-- Short exercise --
Work through the data below line by line and say how many lines hold "Dinheiro"; give only the number.

-- Figure dataset records --
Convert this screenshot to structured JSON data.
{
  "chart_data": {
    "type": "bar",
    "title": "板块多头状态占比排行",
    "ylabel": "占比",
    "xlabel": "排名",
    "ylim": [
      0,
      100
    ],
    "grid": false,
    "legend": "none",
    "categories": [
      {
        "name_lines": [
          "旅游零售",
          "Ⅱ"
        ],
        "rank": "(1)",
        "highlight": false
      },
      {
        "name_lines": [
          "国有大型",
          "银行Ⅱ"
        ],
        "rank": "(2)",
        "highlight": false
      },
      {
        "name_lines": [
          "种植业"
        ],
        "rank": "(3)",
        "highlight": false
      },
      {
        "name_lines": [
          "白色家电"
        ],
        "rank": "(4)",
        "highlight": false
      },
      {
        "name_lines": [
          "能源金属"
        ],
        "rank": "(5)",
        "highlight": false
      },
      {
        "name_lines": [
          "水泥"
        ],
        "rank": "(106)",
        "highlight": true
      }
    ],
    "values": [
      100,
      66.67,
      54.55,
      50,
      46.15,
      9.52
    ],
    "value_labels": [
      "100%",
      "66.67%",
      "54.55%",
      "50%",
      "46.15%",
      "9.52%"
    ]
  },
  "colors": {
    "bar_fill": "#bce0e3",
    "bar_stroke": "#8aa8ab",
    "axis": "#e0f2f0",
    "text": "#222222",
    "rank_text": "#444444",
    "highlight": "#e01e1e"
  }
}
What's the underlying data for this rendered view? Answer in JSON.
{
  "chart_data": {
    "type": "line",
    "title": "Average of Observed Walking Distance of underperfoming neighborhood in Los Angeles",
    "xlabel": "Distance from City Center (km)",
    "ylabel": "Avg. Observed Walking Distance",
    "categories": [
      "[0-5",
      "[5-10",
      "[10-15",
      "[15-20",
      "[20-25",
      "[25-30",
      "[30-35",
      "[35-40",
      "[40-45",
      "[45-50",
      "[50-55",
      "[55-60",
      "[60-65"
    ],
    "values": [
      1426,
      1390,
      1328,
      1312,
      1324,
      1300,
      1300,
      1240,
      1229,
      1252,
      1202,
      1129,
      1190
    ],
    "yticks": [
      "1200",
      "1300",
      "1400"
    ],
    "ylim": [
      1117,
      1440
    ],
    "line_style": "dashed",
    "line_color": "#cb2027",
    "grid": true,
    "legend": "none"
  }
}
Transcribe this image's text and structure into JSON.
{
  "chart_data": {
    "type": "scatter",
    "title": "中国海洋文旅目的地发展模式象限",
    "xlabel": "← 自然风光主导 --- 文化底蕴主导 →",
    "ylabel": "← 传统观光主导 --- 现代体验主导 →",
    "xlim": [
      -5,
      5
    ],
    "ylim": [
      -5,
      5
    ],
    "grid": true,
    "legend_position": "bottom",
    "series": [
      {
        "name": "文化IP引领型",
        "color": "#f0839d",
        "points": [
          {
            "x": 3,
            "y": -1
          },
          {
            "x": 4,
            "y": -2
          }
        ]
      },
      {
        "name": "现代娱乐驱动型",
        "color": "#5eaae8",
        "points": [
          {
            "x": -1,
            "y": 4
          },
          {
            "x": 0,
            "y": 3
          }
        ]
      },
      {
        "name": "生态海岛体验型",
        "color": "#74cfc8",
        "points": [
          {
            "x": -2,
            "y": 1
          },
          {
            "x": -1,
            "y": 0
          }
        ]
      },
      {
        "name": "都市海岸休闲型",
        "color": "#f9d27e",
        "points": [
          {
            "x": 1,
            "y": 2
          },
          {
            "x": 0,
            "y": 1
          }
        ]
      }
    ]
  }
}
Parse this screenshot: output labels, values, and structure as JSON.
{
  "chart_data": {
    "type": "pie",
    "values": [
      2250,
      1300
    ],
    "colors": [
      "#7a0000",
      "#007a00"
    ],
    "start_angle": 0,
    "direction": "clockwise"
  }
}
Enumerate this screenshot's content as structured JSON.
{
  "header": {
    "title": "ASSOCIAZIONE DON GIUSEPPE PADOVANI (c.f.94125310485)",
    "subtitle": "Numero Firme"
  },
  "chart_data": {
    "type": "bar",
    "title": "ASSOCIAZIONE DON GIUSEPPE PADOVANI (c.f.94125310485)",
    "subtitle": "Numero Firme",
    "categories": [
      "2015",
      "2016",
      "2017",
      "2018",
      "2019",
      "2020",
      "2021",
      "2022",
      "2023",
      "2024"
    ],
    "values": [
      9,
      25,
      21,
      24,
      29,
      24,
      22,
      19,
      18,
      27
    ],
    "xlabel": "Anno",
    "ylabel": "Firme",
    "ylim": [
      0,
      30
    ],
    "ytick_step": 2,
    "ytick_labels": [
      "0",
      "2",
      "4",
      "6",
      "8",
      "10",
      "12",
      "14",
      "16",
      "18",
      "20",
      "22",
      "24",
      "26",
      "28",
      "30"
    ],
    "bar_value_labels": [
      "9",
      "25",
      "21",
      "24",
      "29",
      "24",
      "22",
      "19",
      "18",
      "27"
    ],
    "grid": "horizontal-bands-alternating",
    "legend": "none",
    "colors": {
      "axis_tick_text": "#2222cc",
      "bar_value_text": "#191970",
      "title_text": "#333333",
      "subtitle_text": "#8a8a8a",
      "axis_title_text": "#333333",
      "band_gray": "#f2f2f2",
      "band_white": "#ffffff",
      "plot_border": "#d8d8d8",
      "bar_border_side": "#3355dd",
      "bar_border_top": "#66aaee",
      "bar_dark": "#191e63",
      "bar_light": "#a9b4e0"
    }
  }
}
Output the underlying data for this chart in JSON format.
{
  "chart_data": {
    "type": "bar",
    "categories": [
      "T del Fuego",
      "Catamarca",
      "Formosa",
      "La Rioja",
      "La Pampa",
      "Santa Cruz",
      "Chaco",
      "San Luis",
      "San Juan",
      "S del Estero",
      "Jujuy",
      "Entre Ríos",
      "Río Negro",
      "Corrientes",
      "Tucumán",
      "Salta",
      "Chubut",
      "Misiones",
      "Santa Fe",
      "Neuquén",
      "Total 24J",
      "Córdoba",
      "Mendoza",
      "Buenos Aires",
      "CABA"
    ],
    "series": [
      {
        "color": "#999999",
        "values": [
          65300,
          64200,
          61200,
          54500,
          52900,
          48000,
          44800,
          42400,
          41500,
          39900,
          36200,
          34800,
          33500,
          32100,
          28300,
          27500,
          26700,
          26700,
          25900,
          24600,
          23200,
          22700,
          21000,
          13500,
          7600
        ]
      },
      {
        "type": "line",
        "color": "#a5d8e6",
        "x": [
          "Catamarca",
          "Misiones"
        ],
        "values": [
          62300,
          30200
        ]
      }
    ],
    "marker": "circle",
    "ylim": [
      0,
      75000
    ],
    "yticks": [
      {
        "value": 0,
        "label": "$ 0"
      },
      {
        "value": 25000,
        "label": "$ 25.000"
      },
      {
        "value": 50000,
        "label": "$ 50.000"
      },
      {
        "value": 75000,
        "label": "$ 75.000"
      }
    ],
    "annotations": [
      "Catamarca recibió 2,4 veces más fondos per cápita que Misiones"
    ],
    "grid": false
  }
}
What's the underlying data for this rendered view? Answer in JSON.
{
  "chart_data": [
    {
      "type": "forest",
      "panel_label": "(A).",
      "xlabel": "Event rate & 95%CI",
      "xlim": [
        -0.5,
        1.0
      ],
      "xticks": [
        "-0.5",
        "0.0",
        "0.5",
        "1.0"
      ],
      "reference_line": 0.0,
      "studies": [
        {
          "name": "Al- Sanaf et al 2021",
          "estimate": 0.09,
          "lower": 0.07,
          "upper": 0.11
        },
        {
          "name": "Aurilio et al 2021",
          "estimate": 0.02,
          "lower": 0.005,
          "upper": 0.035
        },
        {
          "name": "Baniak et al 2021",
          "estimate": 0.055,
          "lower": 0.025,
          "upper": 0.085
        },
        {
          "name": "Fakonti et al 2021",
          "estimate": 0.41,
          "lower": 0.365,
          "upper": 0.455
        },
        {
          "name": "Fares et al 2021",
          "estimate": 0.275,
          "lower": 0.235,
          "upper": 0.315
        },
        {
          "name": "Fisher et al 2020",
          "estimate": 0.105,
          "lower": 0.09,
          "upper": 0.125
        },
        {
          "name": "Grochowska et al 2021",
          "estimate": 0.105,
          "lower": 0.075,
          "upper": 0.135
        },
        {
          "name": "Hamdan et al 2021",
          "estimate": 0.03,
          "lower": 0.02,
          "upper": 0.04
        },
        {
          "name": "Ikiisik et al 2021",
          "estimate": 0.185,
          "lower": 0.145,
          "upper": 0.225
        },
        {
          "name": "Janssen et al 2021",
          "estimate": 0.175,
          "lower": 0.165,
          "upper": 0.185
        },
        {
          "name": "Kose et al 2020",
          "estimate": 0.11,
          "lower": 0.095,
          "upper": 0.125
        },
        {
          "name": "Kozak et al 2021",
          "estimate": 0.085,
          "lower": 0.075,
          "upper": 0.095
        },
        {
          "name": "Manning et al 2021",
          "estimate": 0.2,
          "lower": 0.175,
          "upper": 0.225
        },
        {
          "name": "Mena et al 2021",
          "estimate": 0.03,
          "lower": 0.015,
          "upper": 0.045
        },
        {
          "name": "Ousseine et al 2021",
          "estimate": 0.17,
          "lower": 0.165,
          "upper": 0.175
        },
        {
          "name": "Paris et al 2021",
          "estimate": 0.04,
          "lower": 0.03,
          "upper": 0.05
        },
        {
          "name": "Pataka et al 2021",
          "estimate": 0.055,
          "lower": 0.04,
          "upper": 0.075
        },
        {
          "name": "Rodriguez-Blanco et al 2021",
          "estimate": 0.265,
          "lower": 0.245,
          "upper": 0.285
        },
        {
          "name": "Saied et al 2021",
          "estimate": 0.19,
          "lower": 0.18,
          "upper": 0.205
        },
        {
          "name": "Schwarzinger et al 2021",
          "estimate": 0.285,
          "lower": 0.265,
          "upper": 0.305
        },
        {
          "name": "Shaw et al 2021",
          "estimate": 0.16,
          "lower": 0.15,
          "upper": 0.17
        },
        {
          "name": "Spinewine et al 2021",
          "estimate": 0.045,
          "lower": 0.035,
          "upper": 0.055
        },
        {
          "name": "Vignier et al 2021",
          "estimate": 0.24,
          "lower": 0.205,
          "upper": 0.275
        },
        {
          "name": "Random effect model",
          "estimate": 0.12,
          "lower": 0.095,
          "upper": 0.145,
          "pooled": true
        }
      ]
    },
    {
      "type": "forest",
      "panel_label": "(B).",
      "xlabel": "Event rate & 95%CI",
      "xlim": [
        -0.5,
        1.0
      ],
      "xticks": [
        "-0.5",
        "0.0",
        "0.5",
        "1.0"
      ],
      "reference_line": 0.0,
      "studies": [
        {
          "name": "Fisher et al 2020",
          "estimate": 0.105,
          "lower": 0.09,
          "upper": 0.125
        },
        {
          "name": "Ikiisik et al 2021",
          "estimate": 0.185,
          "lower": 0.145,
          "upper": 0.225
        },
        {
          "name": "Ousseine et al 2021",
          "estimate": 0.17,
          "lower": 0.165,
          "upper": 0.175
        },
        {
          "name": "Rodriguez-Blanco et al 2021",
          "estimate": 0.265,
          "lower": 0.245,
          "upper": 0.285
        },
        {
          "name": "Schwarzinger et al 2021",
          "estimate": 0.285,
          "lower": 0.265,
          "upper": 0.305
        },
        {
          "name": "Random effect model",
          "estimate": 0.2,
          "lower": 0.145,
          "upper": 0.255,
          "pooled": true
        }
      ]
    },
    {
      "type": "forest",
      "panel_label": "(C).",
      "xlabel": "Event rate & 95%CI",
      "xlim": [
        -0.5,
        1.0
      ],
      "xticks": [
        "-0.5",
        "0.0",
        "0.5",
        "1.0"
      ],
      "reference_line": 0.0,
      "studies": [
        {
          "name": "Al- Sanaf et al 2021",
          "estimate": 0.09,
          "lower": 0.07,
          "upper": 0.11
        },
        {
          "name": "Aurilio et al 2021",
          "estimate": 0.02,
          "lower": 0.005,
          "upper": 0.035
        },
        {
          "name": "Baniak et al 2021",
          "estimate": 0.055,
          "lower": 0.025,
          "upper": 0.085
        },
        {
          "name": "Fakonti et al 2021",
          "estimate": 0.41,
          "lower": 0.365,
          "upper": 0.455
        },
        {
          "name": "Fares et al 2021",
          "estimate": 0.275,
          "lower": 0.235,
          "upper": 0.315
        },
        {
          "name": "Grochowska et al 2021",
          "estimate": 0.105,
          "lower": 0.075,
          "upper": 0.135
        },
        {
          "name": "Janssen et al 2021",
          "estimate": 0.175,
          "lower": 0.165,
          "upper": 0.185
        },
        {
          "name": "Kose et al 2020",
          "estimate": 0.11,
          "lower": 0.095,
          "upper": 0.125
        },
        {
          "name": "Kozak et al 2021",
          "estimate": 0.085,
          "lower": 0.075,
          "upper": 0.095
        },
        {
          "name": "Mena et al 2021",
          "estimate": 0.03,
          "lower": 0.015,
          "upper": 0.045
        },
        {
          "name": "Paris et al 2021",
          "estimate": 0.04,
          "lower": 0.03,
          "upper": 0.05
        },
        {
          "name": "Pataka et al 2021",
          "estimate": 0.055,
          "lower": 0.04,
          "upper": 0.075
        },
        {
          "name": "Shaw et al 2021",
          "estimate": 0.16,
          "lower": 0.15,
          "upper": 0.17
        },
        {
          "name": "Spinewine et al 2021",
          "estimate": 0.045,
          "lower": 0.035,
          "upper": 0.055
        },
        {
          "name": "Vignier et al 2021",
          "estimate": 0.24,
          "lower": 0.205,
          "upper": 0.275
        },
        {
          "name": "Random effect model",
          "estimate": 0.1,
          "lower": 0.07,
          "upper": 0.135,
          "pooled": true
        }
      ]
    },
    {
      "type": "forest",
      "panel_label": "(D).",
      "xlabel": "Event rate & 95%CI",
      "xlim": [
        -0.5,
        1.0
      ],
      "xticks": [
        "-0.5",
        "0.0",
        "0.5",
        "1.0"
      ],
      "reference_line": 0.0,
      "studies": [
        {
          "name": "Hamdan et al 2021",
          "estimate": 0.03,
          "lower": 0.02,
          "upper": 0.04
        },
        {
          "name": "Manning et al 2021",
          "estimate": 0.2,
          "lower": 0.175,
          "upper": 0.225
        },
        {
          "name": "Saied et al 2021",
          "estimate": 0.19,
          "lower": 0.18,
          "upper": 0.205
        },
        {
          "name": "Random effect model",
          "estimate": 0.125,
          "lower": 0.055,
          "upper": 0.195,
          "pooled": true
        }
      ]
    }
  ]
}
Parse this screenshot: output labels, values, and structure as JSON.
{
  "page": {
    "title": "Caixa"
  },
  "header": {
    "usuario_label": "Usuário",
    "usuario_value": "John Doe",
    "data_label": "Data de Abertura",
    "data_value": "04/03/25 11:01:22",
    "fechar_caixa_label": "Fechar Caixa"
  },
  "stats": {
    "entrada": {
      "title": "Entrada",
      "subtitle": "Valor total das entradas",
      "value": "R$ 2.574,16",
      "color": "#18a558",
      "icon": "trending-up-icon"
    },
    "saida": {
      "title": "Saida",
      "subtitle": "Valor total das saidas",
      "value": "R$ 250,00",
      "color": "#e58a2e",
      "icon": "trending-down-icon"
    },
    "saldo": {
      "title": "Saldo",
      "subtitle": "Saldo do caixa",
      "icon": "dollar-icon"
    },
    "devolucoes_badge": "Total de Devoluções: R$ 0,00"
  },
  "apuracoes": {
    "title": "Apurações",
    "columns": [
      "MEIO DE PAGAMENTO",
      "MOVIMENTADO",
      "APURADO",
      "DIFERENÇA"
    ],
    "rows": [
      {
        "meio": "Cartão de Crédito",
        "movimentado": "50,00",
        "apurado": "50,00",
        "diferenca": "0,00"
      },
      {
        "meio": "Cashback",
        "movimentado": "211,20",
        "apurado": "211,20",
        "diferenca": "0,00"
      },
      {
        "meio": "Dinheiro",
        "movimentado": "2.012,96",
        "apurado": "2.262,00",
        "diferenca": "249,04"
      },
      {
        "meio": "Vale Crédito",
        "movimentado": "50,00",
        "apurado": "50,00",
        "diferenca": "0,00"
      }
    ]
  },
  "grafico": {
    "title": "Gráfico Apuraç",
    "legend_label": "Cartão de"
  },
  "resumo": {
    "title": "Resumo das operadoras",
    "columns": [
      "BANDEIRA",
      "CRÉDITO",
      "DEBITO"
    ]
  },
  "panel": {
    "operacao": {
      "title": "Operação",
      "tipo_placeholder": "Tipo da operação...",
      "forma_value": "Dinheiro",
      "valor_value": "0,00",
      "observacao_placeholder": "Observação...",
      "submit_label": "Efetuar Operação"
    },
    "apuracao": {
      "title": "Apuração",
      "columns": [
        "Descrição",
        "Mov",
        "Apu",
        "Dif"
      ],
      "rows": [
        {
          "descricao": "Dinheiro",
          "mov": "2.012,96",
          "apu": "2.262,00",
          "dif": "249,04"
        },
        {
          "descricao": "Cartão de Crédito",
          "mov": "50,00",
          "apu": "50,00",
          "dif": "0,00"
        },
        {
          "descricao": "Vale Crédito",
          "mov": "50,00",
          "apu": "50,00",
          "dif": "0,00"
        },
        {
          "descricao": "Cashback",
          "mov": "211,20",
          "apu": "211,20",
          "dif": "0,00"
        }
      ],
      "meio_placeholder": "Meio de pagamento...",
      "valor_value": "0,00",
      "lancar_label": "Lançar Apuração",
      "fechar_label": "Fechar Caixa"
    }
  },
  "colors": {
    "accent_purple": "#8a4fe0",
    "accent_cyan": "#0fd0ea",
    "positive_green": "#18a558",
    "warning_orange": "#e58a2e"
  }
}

-- Written solution --
3